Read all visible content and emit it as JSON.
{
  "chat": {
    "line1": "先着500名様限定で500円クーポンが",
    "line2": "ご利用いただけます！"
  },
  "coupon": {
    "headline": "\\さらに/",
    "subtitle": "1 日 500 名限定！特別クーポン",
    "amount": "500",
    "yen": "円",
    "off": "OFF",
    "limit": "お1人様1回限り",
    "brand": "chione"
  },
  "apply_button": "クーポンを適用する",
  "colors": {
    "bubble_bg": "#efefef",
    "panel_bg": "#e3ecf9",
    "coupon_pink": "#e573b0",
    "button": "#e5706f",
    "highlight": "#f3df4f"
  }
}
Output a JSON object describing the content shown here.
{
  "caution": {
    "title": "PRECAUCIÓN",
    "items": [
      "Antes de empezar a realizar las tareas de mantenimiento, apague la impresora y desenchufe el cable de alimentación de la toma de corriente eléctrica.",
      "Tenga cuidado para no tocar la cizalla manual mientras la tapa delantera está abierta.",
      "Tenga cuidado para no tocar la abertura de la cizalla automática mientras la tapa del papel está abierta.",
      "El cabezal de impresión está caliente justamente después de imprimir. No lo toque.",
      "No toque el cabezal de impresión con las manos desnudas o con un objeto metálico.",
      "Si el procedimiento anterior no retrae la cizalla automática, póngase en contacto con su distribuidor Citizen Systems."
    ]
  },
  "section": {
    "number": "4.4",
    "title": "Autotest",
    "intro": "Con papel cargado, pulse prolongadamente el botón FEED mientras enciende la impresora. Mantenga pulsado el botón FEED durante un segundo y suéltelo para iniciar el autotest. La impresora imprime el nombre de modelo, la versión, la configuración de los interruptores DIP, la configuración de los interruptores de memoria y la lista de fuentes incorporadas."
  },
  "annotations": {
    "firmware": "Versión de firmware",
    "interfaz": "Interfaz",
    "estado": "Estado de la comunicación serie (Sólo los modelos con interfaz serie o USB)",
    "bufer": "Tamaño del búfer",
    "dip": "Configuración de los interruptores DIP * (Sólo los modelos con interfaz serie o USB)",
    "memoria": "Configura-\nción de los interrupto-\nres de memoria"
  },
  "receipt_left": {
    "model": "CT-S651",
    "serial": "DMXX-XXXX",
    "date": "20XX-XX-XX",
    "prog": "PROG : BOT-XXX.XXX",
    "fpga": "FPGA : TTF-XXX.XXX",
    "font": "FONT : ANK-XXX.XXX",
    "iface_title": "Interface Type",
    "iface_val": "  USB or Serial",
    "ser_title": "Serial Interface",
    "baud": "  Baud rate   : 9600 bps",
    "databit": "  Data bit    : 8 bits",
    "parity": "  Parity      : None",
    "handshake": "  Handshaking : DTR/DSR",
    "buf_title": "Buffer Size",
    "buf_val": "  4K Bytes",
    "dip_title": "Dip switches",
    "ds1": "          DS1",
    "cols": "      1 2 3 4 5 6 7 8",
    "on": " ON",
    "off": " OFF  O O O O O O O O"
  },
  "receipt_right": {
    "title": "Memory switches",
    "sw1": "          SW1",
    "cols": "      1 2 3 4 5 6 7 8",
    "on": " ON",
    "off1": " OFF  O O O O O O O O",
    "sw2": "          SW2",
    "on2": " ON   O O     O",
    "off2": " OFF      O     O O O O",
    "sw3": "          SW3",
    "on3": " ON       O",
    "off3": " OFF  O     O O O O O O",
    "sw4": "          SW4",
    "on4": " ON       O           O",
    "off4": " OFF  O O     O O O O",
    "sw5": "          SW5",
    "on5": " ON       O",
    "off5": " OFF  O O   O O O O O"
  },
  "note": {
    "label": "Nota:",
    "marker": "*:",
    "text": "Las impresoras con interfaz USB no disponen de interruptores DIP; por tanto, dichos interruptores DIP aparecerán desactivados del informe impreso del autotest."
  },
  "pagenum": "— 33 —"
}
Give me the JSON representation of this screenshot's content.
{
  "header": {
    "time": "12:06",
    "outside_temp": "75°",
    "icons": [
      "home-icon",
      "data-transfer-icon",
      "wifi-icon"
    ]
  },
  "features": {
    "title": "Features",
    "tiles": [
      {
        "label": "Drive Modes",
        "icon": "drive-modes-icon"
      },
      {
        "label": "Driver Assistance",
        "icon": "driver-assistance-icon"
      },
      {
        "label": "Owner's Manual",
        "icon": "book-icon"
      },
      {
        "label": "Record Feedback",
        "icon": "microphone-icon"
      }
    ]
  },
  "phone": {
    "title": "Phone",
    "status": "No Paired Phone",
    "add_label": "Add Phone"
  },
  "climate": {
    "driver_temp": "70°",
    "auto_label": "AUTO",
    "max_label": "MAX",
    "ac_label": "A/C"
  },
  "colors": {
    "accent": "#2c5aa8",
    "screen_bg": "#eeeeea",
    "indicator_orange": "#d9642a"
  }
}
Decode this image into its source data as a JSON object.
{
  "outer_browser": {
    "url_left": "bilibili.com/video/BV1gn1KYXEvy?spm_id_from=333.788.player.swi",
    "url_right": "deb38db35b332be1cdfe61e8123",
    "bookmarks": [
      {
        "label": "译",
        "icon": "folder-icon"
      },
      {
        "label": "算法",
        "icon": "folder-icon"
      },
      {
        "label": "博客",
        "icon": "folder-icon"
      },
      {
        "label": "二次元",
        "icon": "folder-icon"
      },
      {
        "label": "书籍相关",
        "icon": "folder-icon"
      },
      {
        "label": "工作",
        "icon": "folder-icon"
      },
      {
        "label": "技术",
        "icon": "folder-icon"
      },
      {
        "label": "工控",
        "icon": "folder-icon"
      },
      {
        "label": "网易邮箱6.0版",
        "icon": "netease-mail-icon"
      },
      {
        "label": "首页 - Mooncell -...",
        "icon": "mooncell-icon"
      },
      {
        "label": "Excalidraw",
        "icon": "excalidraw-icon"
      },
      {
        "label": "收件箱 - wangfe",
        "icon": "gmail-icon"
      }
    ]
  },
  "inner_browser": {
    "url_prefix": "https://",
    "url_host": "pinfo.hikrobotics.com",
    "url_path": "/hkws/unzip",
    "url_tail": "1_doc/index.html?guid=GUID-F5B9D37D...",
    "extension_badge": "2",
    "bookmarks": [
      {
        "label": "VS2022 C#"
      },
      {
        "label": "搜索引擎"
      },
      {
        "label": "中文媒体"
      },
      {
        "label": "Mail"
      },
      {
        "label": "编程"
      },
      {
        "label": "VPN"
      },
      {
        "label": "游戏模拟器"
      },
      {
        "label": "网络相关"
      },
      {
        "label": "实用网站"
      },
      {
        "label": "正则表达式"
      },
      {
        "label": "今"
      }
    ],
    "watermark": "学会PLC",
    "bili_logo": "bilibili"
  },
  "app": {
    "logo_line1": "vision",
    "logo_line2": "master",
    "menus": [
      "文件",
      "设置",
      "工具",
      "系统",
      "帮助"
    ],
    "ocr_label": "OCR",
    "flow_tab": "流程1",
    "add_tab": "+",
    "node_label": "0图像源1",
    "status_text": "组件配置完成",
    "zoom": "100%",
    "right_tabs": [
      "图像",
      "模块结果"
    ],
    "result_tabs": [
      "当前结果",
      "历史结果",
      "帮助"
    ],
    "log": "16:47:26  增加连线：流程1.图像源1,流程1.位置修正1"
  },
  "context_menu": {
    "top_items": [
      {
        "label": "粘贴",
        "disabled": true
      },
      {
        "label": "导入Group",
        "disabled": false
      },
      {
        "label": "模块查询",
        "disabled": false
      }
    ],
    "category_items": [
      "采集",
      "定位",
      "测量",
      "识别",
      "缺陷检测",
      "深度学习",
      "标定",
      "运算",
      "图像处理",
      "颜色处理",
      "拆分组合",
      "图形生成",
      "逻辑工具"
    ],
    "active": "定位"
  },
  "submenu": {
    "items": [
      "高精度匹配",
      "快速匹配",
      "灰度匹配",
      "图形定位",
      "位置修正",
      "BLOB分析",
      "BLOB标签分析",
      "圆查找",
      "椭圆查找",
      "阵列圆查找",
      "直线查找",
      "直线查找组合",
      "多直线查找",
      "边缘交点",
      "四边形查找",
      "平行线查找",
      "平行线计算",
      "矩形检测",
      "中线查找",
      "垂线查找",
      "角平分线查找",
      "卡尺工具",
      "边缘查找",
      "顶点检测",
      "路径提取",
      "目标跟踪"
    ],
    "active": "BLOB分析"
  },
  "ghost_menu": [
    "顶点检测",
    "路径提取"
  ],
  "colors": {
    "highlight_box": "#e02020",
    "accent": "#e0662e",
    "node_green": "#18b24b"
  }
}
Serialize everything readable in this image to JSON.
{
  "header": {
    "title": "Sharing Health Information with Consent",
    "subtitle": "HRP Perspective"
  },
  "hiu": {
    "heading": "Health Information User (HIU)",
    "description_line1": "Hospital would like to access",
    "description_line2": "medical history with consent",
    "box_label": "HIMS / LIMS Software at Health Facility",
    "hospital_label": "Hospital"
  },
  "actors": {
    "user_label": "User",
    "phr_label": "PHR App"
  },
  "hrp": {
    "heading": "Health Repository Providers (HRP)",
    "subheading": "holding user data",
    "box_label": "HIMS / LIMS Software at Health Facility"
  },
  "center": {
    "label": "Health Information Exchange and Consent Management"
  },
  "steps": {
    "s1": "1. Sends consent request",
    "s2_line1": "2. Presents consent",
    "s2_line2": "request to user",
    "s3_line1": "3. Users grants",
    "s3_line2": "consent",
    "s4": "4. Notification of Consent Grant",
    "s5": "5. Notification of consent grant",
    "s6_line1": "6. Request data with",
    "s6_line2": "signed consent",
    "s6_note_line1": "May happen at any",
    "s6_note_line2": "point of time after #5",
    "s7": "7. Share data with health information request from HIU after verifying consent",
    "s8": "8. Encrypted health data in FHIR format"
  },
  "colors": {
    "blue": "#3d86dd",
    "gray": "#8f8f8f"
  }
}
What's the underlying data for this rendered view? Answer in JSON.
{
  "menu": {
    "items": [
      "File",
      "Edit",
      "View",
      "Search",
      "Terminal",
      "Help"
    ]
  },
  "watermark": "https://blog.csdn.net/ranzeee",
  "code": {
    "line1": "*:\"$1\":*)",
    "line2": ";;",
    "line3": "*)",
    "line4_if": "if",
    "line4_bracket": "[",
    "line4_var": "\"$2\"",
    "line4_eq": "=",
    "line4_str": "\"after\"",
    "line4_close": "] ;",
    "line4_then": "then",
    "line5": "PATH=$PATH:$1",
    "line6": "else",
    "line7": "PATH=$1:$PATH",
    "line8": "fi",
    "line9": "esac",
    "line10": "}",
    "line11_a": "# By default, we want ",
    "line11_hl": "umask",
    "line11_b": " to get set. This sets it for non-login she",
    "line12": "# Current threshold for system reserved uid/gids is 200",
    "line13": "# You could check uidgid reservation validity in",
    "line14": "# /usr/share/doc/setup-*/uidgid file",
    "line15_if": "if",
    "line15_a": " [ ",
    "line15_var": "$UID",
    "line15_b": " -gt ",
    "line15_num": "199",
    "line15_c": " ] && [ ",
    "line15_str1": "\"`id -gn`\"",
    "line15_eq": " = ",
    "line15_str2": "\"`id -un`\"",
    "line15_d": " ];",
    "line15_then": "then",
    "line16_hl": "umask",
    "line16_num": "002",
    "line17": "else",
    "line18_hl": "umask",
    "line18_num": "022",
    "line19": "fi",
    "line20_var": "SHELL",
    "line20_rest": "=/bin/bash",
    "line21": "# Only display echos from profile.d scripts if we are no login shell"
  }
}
+===+
**Goal:** Your task is to gather all lines from the entries above that hold the word "impresión".

**Output of the task:**
      "El cabezal de impresión está caliente justamente después de imprimir. No lo toque.",
      "No toque el cabezal de impresión con las manos desnudas o con un objeto metálico.",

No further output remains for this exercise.